Only if it has your faulty definition of tolerance.

Please tell me you aren't seriously claiming that communism is not a political philosophy. :rolleyes: Please explain how "The Communist Manifesto" does not denounce religion and suggest that it should be abolished. :vulcan:
Communism is not atheism. Just because it believes atheism is a good thing, doesn't make it atheism. Atheism has got nothing to do with communism. Atheism is just the absence of the belief in any god, it's no more, and no less.

And I never said you did. I said you claimed that religion was a belief system that is bad, intolerant, murderous, dangerous in itself, by its very nature. If that were true, it would make it as bad as nazism and fascism, which are intolerant, dangerous belief systems by their very nature.
The one-god religions are dangerous, bad, intolerant, and murderous in itself; and they're not the only ones. That's because they all claim that they are the truth, the only truth, and that if you do not believe as this books says you do - even if you believe in the same god - you are evil, and shall be punished by eternal torment. They all also tell you it is good thing to slaughter those who don't believe like you, or otherwise force them to believe like you.

It is an inherent part of all these religions, the only exceptions may be Buddhism, Deism, and Wicca. Buddhism because it is essentially an atheist religion that expunges gods and just teaches you how to reach nirvana, Deism because it is a non-organized religion without any holy books that is just: "There's something, it's good, and that's all we now", and Wicca because it is a religion that was created in our more enlightened times of tolerance, and don't slaughter your neighbors if they believe everything you do except one thing.

Um, because there really was a direct connection between atheism and totalitarian communist states. Which doesn't mean that atheism itself is bad. Atheism can exist and does exist with nothing to do with totalitarian communist states. But those communist states still had atheism as an integral part of their underlying political philosophy, and persecuted religion, just as other states persecuted in the name of religion.
Which still doesn't make it atheism, and trying to shove communist crimes into the shoes of atheism is faulty thinking. Communism is not atheism, it never is, was, or will be. Atheism has got nothing to do with communism, it has got nothing to do with any politics, it makes no ethical or moral claims, and says nothing about how a country should be run or how you should live your life. "The absence of the belief in any god" is all atheism is, nothing more, and nothing less. And trying to shove the crimes of political ideals onto something that has got nothing to do with it, is a logical fallacy.

You are.

Box annotation data:
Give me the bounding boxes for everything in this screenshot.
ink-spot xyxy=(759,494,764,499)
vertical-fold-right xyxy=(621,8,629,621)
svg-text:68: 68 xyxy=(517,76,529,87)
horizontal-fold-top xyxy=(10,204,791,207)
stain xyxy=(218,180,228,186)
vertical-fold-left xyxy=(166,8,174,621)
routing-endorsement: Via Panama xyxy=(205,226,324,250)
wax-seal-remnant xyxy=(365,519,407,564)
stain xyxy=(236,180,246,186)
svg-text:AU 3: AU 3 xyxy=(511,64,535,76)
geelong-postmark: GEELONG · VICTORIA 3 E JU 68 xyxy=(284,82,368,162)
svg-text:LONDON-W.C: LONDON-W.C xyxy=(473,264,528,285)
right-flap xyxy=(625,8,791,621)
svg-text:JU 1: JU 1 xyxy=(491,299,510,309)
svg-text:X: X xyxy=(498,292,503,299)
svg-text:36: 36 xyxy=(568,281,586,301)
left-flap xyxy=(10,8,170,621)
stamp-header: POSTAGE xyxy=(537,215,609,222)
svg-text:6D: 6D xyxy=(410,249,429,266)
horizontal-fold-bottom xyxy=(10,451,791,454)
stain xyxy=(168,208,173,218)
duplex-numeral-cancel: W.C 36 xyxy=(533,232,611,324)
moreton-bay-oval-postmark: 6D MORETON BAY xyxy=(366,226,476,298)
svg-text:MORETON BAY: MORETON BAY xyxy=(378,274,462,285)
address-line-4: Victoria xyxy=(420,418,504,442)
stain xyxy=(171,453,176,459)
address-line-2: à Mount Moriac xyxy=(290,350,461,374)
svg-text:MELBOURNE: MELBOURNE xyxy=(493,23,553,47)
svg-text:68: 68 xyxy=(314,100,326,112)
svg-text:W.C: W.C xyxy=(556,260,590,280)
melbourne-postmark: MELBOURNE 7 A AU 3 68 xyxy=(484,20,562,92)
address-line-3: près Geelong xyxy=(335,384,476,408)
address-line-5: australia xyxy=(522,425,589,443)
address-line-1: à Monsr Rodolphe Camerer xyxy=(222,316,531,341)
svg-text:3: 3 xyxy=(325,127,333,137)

#### [Work to do]
1) Reproduce the part of the atheism debate that begins at the words "It is an inherent" and stops after "except one thing.".
2) Which religions does the atheism debate name as possible exceptions to being inherently dangerous and intolerant?

#### [Answer set]
1)
It is an inherent part of all these religions, the only exceptions may be Buddhism, Deism, and Wicca. Buddhism because it is essentially an atheist religion that expunges gods and just teaches you how to reach nirvana, Deism because it is a non-organized religion without any holy books that is just: "There's something, it's good, and that's all we now", and Wicca because it is a religion that was created in our more enlightened times of tolerance, and don't slaughter your neighbors if they believe everything you do except one thing.

2) Buddhism, Deism, Wicca